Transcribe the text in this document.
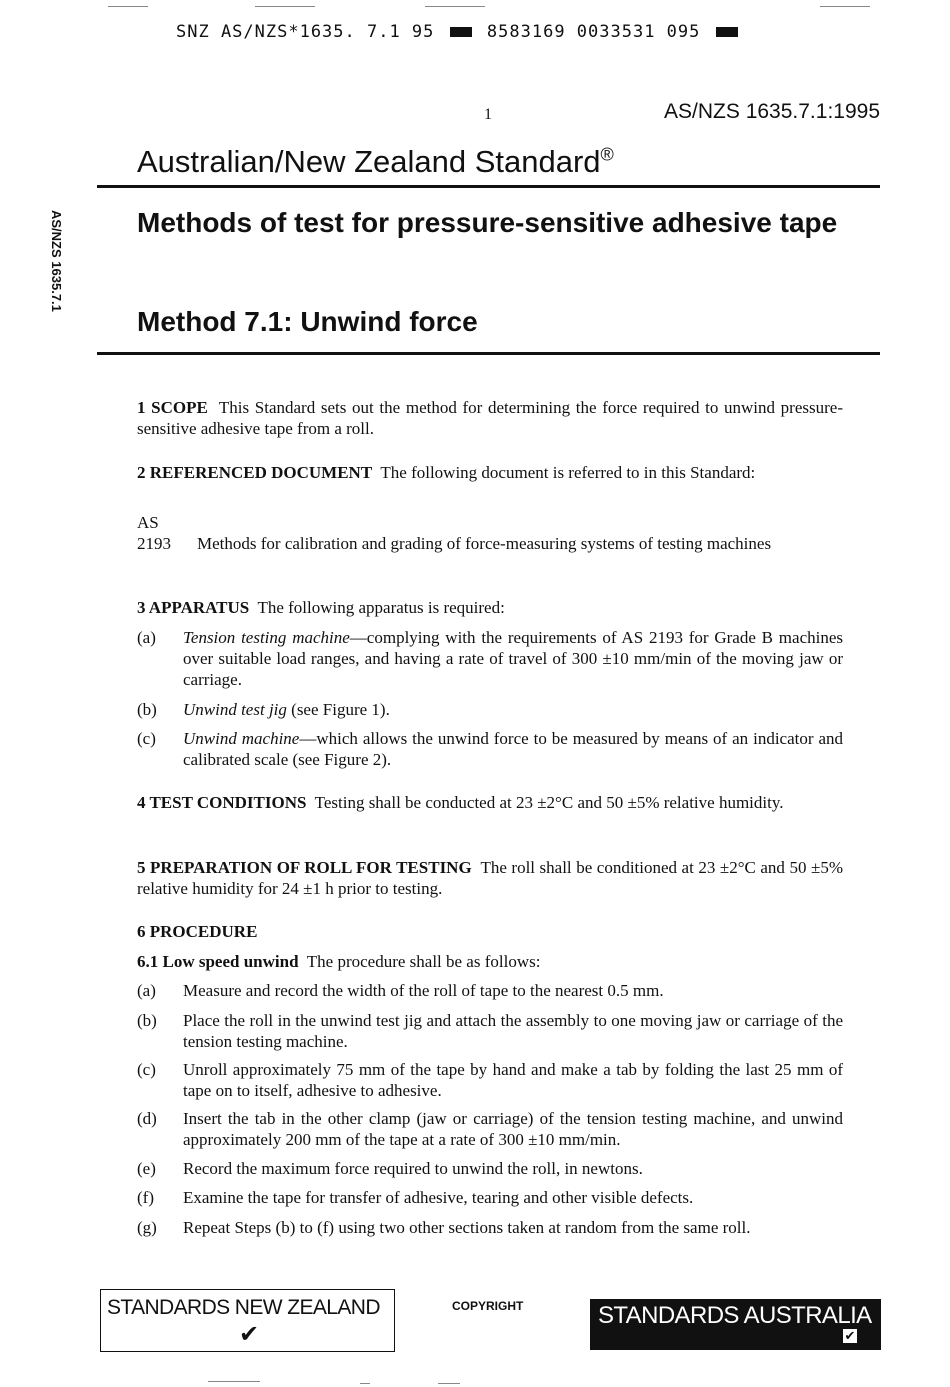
SNZ AS/NZS*1635. 7.1 95	8583169 0033531 095
1	AS/NZS 1635.7.1:1995
Australian/New Zealand Standard®
AS/NZS 1635.7.1	Methods of test for pressure-sensitive adhesive tape
Method 7.1: Unwind force
1 SCOPE This Standard sets out the method for determining the force required to unwind pressure-sensitive adhesive tape from a roll.
2 REFERENCED DOCUMENT The following document is referred to in this Standard:
AS
2193 Methods for calibration and grading of force-measuring systems of testing machines
3 APPARATUS The following apparatus is required:
(a) Tension testing machine—complying with the requirements of AS 2193 for Grade B machines over suitable load ranges, and having a rate of travel of 300 ±10 mm/min of the moving jaw or carriage.
(b) Unwind test jig (see Figure 1).
(c) Unwind machine—which allows the unwind force to be measured by means of an indicator and calibrated scale (see Figure 2).
4 TEST CONDITIONS Testing shall be conducted at 23 ±2°C and 50 ±5% relative humidity.
5 PREPARATION OF ROLL FOR TESTING The roll shall be conditioned at 23 ±2°C and 50 ±5% relative humidity for 24 ±1 h prior to testing.
6 PROCEDURE
6.1 Low speed unwind The procedure shall be as follows:
(a) Measure and record the width of the roll of tape to the nearest 0.5 mm.
(b) Place the roll in the unwind test jig and attach the assembly to one moving jaw or carriage of the tension testing machine.
(c) Unroll approximately 75 mm of the tape by hand and make a tab by folding the last 25 mm of tape on to itself, adhesive to adhesive.
(d) Insert the tab in the other clamp (jaw or carriage) of the tension testing machine, and unwind approximately 200 mm of the tape at a rate of 300 ±10 mm/min.
(e) Record the maximum force required to unwind the roll, in newtons.
(f) Examine the tape for transfer of adhesive, tearing and other visible defects.
(g) Repeat Steps (b) to (f) using two other sections taken at random from the same roll.
STANDARDS NEW ZEALAND
✔
COPYRIGHT	STANDARDS AUSTRALIA
✔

◆ Exercise requirements ◆
Copy each line in the data that holds the word "Methods".

◆ Task answer ◆
AS/NZS 1635.7.1	Methods of test for pressure-sensitive adhesive tape
2193 Methods for calibration and grading of force-measuring systems of testing machines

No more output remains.